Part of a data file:
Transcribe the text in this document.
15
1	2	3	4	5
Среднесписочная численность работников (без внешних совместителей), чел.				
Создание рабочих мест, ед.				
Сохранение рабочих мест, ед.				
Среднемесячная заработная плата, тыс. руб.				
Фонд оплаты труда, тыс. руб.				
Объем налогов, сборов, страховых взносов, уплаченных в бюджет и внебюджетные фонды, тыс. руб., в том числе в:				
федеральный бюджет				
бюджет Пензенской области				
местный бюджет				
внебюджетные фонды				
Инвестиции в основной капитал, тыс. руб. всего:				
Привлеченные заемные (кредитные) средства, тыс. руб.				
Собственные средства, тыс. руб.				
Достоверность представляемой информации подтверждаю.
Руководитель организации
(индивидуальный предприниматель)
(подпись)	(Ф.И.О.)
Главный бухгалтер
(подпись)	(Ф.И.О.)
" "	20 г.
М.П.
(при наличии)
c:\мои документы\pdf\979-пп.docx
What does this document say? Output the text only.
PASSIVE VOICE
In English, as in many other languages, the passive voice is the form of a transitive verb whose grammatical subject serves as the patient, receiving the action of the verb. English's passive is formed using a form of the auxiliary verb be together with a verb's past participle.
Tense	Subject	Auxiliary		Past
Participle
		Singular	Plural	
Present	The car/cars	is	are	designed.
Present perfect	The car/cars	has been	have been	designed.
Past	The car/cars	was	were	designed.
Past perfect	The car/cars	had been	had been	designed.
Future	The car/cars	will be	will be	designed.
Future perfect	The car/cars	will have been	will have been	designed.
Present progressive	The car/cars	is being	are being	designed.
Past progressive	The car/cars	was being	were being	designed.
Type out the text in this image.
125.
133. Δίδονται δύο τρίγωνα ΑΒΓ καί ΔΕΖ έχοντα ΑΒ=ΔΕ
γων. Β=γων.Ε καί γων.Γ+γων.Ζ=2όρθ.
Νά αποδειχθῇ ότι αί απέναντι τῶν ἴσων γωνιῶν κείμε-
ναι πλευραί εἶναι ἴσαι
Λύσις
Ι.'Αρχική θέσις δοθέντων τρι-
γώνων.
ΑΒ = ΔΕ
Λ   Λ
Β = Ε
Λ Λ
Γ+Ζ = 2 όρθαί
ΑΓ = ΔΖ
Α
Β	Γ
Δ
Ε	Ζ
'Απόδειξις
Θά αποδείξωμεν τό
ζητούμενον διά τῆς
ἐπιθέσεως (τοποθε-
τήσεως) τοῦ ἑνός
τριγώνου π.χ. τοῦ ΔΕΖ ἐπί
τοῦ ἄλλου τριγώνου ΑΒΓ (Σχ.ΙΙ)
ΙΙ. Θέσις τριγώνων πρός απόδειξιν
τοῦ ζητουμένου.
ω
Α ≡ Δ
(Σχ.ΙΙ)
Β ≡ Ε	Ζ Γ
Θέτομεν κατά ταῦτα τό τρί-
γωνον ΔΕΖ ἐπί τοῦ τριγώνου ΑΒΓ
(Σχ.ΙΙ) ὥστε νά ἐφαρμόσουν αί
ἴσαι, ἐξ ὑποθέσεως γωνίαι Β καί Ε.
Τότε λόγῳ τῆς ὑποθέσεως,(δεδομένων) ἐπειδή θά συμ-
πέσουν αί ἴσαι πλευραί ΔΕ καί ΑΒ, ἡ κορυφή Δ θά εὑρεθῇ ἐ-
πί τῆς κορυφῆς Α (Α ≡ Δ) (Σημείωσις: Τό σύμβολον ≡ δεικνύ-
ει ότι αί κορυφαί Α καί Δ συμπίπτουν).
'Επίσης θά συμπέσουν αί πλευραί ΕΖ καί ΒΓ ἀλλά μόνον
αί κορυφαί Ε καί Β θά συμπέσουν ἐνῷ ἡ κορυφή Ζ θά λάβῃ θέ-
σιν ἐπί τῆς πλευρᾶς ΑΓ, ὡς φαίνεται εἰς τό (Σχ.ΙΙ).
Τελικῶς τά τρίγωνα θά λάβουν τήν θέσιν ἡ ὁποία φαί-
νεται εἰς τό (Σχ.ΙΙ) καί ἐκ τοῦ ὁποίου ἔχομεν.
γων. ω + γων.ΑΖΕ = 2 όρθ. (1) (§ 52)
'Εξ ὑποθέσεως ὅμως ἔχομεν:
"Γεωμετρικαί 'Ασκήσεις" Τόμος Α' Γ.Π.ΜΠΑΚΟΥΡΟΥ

EXERCISE GOAL:
All of the data needs to be printed once more, exactly.

SOLUTION TO THIS TASK:
Transcribe the text in this document.
15
1	2	3	4	5
Среднесписочная численность работников (без внешних совместителей), чел.				
Создание рабочих мест, ед.				
Сохранение рабочих мест, ед.				
Среднемесячная заработная плата, тыс. руб.				
Фонд оплаты труда, тыс. руб.				
Объем налогов, сборов, страховых взносов, уплаченных в бюджет и внебюджетные фонды, тыс. руб., в том числе в:				
федеральный бюджет				
бюджет Пензенской области				
местный бюджет				
внебюджетные фонды				
Инвестиции в основной капитал, тыс. руб. всего:				
Привлеченные заемные (кредитные) средства, тыс. руб.				
Собственные средства, тыс. руб.				
Достоверность представляемой информации подтверждаю.
Руководитель организации
(индивидуальный предприниматель)
(подпись)	(Ф.И.О.)
Главный бухгалтер
(подпись)	(Ф.И.О.)
" "	20 г.
М.П.
(при наличии)
c:\мои документы\pdf\979-пп.docx
What does this document say? Output the text only.
PASSIVE VOICE
In English, as in many other languages, the passive voice is the form of a transitive verb whose grammatical subject serves as the patient, receiving the action of the verb. English's passive is formed using a form of the auxiliary verb be together with a verb's past participle.
Tense	Subject	Auxiliary		Past
Participle
		Singular	Plural	
Present	The car/cars	is	are	designed.
Present perfect	The car/cars	has been	have been	designed.
Past	The car/cars	was	were	designed.
Past perfect	The car/cars	had been	had been	designed.
Future	The car/cars	will be	will be	designed.
Future perfect	The car/cars	will have been	will have been	designed.
Present progressive	The car/cars	is being	are being	designed.
Past progressive	The car/cars	was being	were being	designed.
Type out the text in this image.
125.
133. Δίδονται δύο τρίγωνα ΑΒΓ καί ΔΕΖ έχοντα ΑΒ=ΔΕ
γων. Β=γων.Ε καί γων.Γ+γων.Ζ=2όρθ.
Νά αποδειχθῇ ότι αί απέναντι τῶν ἴσων γωνιῶν κείμε-
ναι πλευραί εἶναι ἴσαι
Λύσις
Ι.'Αρχική θέσις δοθέντων τρι-
γώνων.
ΑΒ = ΔΕ
Λ   Λ
Β = Ε
Λ Λ
Γ+Ζ = 2 όρθαί
ΑΓ = ΔΖ
Α
Β	Γ
Δ
Ε	Ζ
'Απόδειξις
Θά αποδείξωμεν τό
ζητούμενον διά τῆς
ἐπιθέσεως (τοποθε-
τήσεως) τοῦ ἑνός
τριγώνου π.χ. τοῦ ΔΕΖ ἐπί
τοῦ ἄλλου τριγώνου ΑΒΓ (Σχ.ΙΙ)
ΙΙ. Θέσις τριγώνων πρός απόδειξιν
τοῦ ζητουμένου.
ω
Α ≡ Δ
(Σχ.ΙΙ)
Β ≡ Ε	Ζ Γ
Θέτομεν κατά ταῦτα τό τρί-
γωνον ΔΕΖ ἐπί τοῦ τριγώνου ΑΒΓ
(Σχ.ΙΙ) ὥστε νά ἐφαρμόσουν αί
ἴσαι, ἐξ ὑποθέσεως γωνίαι Β καί Ε.
Τότε λόγῳ τῆς ὑποθέσεως,(δεδομένων) ἐπειδή θά συμ-
πέσουν αί ἴσαι πλευραί ΔΕ καί ΑΒ, ἡ κορυφή Δ θά εὑρεθῇ ἐ-
πί τῆς κορυφῆς Α (Α ≡ Δ) (Σημείωσις: Τό σύμβολον ≡ δεικνύ-
ει ότι αί κορυφαί Α καί Δ συμπίπτουν).
'Επίσης θά συμπέσουν αί πλευραί ΕΖ καί ΒΓ ἀλλά μόνον
αί κορυφαί Ε καί Β θά συμπέσουν ἐνῷ ἡ κορυφή Ζ θά λάβῃ θέ-
σιν ἐπί τῆς πλευρᾶς ΑΓ, ὡς φαίνεται εἰς τό (Σχ.ΙΙ).
Τελικῶς τά τρίγωνα θά λάβουν τήν θέσιν ἡ ὁποία φαί-
νεται εἰς τό (Σχ.ΙΙ) καί ἐκ τοῦ ὁποίου ἔχομεν.
γων. ω + γων.ΑΖΕ = 2 όρθ. (1) (§ 52)
'Εξ ὑποθέσεως ὅμως ἔχομεν:
"Γεωμετρικαί 'Ασκήσεις" Τόμος Α' Γ.Π.ΜΠΑΚΟΥΡΟΥ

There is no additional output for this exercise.